■ WHAT NEEDS TO BE DONE:
In the text below about the Flamingo model, how many interleaved image-text documents make up the OBELICS corpus?

■ DOCUMENT TEXT:
^^^^^^^^

Across the 16 image and video understanding benchmarks the authors evaluated, a single Flamingo model set a new state of the art in the few-shot setting, outperforming prior zero-shot and few-shot methods by a wide margin. More striking, on six of those 16 tasks Flamingo's few-shot results (with 32 task-specific examples and no weight updates) surpassed the best published results from models that had been fine-tuned on thousands of times more task-specific data [1][2][8]. The benchmarks spanned captioning, visual question answering, and multiple-choice tasks over both still images and video. Flamingo could also be fine-tuned, and when it was, it set a new state of the art on five additional benchmarks: VQAv2, VATEX, VizWiz, MSRVTTQA, and HatefulMemes [1].
Flamingo helped establish a template that many subsequent vision-language models followed: take strong frozen unimodal models and connect them with a lightweight, trainable bridge instead of training one giant multimodal model end to end. The Perceiver Resampler and gated cross-attention became reference designs that later systems borrowed or adapted [4][9].
DeepMind itself was pursuing multimodal generalist systems in the same period, including Gato, and the broader push toward natively multimodal models continued at the merged organization that produced the Gemini family [9]. Because Flamingo's weights were never publicly released, however, much of its direct practical impact came through open reproductions.
Flamingo's own weights and code were never publicly released by DeepMind. Its practical influence therefore spread mainly through two open reproductions, OpenFlamingo and IDEFICS, which rebuilt the recipe from openly available models and data.
OpenFlamingo is an open-source framework released in 2023 by researchers associated with the ML Foundations group to replicate DeepMind's Flamingo models. Described in a paper submitted in August 2023, it offers autoregressive vision-language models ranging from 3B to 9B parameters, built on CLIP ViT-L/14 vision encoders paired with openly available language models. On seven vision-language datasets, OpenFlamingo models reached on average between 80 and 89 percent of the performance of the corresponding Flamingo models, while being fully open in code and weights [4].
IDEFICS, whose name stands for "Image-aware Decoder Enhanced a la Flamingo with Interleaved Cross-attentionS," is an open-access reproduction of Flamingo built by Hugging Face and released on 22 August 2023. It was published in 9-billion- and 80-billion-parameter variants, each in base and instruction-tuned versions, and was constructed entirely from publicly available data and models, using a LLaMA language model and an OpenCLIP vision encoder. Its training set included a new web-scale corpus called OBELICS, comprising 141 million interleaved image-text documents, 353 million images, and about 115 billion text tokens. IDEFICS was reported to be comparable in performance to the original closed-source Flamingo across several image-text benchmarks [5][10].
Flamingo demonstrated that few-shot, prompt-based learning, already familiar from large language models, could be extended to multimodal inputs, and that this could be achieved by reusing frozen pretrained components rather than retraining everything. Its architectural choices, the Perceiver Resampler bottleneck and the zero-initialized tanh-gated cross-attention, offered a stable and parameter-efficient way to graft vision onto a language model. Together with its open reproductions OpenFlamingo and IDEFICS, Flamingo became a widely cited reference point in the development of the visual language models that followed [4][5][9].

^^^^^^^^

(Stored data entries)
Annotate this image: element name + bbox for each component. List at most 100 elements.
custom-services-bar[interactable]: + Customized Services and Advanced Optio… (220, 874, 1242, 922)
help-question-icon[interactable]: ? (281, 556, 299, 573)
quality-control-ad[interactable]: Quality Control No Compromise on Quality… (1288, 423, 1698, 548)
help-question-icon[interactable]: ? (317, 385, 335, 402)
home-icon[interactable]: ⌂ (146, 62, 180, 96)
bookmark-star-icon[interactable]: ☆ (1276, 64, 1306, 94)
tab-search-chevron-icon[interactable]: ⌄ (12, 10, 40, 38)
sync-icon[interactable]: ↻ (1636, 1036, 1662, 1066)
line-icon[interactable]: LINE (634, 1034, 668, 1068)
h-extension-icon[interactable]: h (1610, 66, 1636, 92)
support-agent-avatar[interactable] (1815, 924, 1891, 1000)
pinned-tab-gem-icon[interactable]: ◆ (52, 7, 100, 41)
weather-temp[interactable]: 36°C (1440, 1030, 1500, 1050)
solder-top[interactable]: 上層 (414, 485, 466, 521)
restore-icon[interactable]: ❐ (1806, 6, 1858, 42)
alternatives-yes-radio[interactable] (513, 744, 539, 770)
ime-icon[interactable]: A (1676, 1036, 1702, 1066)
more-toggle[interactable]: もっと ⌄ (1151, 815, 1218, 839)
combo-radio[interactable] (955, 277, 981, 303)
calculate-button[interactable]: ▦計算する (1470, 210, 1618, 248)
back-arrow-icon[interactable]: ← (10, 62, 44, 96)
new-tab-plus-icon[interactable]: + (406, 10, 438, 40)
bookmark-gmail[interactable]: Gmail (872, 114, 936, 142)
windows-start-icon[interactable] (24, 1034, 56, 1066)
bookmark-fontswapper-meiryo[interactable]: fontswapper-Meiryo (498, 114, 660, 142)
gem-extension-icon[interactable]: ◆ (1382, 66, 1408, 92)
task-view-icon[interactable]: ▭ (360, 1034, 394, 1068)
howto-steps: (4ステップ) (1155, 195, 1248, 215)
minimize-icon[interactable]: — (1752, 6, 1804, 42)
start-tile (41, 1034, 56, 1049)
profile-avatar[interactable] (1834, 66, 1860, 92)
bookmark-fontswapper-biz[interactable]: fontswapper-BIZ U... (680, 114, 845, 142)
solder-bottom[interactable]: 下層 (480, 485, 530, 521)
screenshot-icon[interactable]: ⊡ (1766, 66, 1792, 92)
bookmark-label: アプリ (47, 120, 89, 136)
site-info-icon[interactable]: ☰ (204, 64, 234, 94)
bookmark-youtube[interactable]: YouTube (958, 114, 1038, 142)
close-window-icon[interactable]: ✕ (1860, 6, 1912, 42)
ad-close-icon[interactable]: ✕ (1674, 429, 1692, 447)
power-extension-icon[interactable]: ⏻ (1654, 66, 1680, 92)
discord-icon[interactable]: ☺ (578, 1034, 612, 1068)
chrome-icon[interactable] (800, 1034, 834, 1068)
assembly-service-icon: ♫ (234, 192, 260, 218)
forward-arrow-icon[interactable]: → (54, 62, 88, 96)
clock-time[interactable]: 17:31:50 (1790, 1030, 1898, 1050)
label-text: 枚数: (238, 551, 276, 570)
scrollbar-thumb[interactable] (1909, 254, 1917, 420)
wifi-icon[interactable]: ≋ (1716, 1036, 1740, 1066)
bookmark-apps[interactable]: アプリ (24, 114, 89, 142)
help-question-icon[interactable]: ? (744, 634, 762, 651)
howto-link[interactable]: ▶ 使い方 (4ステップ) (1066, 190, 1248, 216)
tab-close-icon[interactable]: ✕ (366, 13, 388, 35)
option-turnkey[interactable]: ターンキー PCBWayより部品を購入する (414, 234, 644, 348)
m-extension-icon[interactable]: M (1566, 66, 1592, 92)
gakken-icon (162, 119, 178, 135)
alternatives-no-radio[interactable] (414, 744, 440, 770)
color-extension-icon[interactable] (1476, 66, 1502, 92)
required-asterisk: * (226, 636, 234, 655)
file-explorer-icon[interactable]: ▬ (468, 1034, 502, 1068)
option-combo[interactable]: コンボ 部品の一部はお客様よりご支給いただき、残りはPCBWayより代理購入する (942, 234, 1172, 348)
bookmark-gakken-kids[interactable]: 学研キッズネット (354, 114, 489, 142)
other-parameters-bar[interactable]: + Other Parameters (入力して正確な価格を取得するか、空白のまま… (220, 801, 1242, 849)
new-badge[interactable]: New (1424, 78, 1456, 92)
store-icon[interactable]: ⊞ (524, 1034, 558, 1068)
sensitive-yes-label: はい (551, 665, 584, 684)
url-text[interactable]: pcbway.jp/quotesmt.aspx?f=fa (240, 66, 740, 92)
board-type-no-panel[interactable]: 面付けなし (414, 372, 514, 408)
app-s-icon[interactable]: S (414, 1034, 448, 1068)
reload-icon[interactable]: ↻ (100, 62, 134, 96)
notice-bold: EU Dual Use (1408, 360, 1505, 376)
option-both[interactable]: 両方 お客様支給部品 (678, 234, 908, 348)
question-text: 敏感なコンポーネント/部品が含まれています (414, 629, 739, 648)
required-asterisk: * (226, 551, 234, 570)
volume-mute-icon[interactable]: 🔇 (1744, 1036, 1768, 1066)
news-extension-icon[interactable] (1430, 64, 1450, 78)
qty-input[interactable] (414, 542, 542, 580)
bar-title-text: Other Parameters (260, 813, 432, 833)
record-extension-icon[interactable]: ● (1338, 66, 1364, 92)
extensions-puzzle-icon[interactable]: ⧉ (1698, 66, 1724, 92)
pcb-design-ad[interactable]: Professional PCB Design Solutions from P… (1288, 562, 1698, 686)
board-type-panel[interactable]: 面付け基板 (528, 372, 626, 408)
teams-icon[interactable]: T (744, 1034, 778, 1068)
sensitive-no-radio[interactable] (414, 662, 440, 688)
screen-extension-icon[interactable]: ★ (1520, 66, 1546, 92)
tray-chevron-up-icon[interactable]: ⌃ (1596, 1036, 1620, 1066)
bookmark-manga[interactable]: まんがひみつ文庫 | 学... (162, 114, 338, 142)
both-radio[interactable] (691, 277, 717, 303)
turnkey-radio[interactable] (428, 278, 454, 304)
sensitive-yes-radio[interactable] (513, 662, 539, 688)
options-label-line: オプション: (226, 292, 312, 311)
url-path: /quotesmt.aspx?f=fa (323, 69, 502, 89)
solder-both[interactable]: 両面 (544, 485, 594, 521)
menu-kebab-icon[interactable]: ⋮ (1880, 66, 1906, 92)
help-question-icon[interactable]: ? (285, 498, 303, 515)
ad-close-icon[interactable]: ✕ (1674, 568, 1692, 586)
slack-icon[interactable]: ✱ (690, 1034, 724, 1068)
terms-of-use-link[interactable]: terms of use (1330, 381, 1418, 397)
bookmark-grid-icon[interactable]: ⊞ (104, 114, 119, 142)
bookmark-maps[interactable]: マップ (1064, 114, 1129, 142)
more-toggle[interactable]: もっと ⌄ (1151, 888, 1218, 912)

^^^^^^^^

■ REPLY TO THE TASK:
141 million